It won't affect printing at all.  It will run automatically before the print
takes place, and will calculate and put page numbers in a cell in each page
of the sheet.

The following macro isn't complete.  It should be put in a regular module
and gotten working as you want it before you put it in Before_Print for
automatic firing.  It will put page numbers in the upper left corner cell of
each page, left pages only.  If the worksheet is wider than one page, it
won't do them yet.

Sub pagenumbers()
Dim MyR As Range
Dim PageNumber As Long

Set Mysheet = ActiveSheet
PageNumber = 1
Set MyR = Range("A1") ' starting cell
MyR.Value = "Page " & PageNumber ' first page number

Do While Not Intersect(MyR, ActiveSheet.UsedRange) Is Nothing
If MyR.EntireRow.PageBreak = xlPageBreakAutomatic Then
MyR.Value = "Page " & PageNumber ' put page number in cell
PageNumber = PageNumber + 1
End If
Set MyR = MyR.Offset(1, 0) ' move down
Loop
End Sub

Run this on a copy of the sheet, as it will modify it.  Make a new copy each
time you run it.

**Information provided**
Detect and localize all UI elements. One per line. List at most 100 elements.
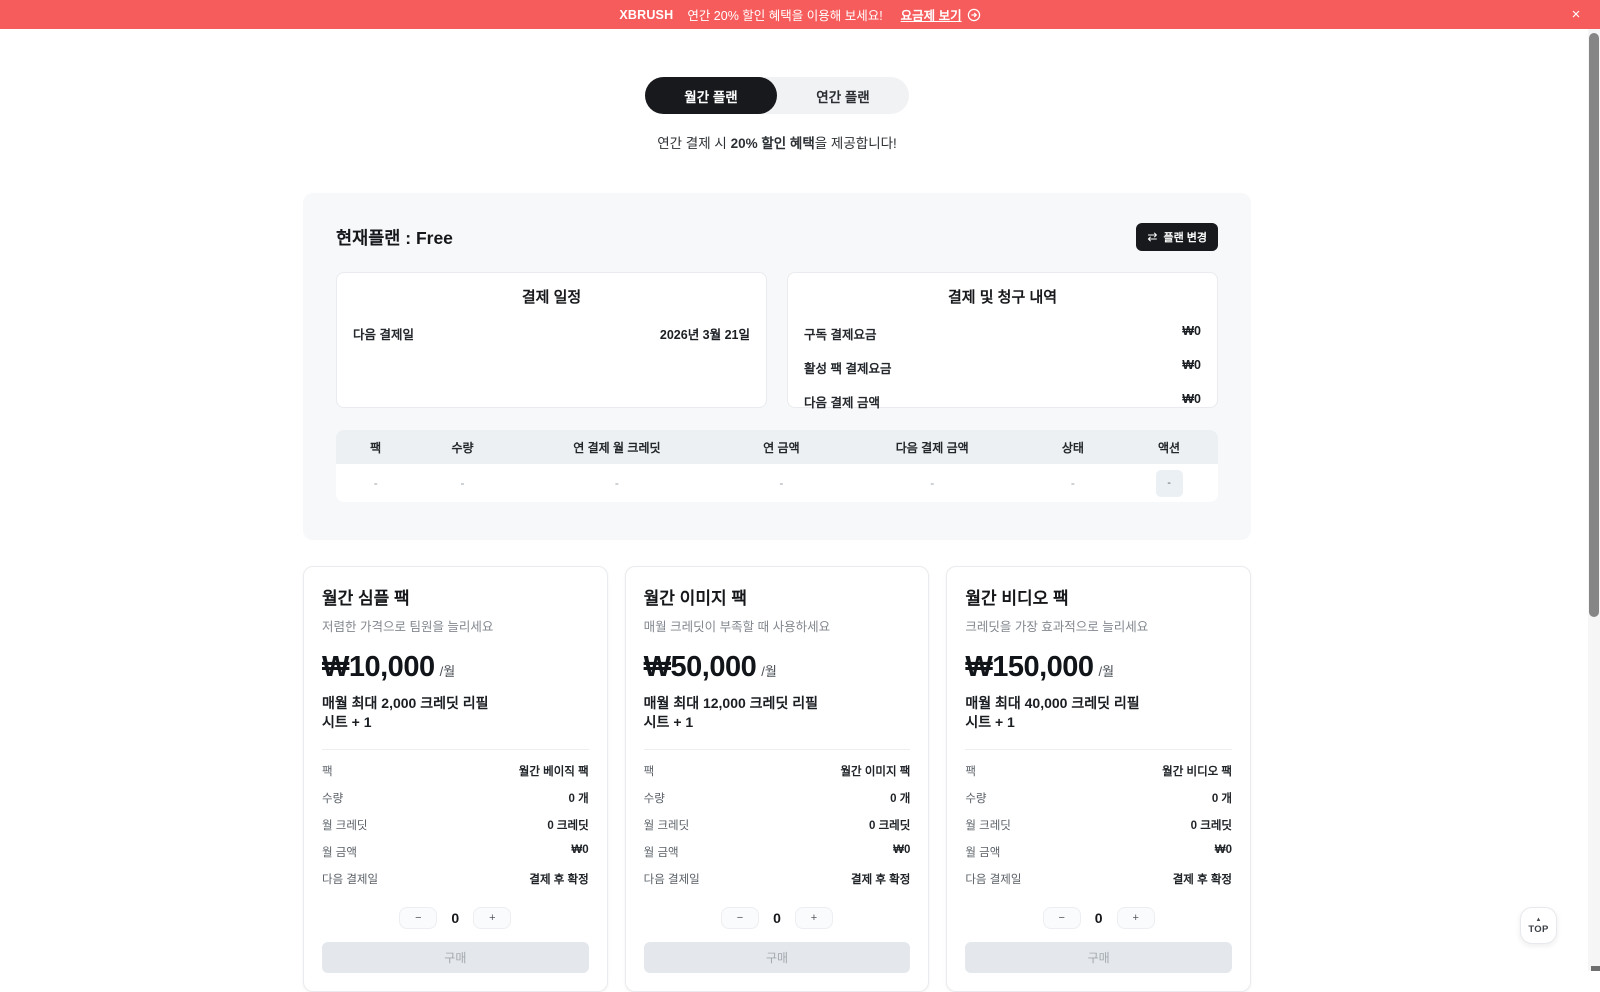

**Your task**
Do these statements agree with the post? For each, answer yes or no and quote the words that decide it.
1. The macro puts page numbers in the upper left corner cell of each page.
2. The macro already handles worksheets wider than one page.
3. The macro should be run on a copy of the sheet.
The data here stand apart from the post.

**Answer to this problem**
1. Yes: "It will put page numbers in the upper left corner cell of each page, left pages only."
2. No: "If the worksheet is wider than one page, it won't do them yet."
3. Yes: "Run this on a copy of the sheet, as it will modify it."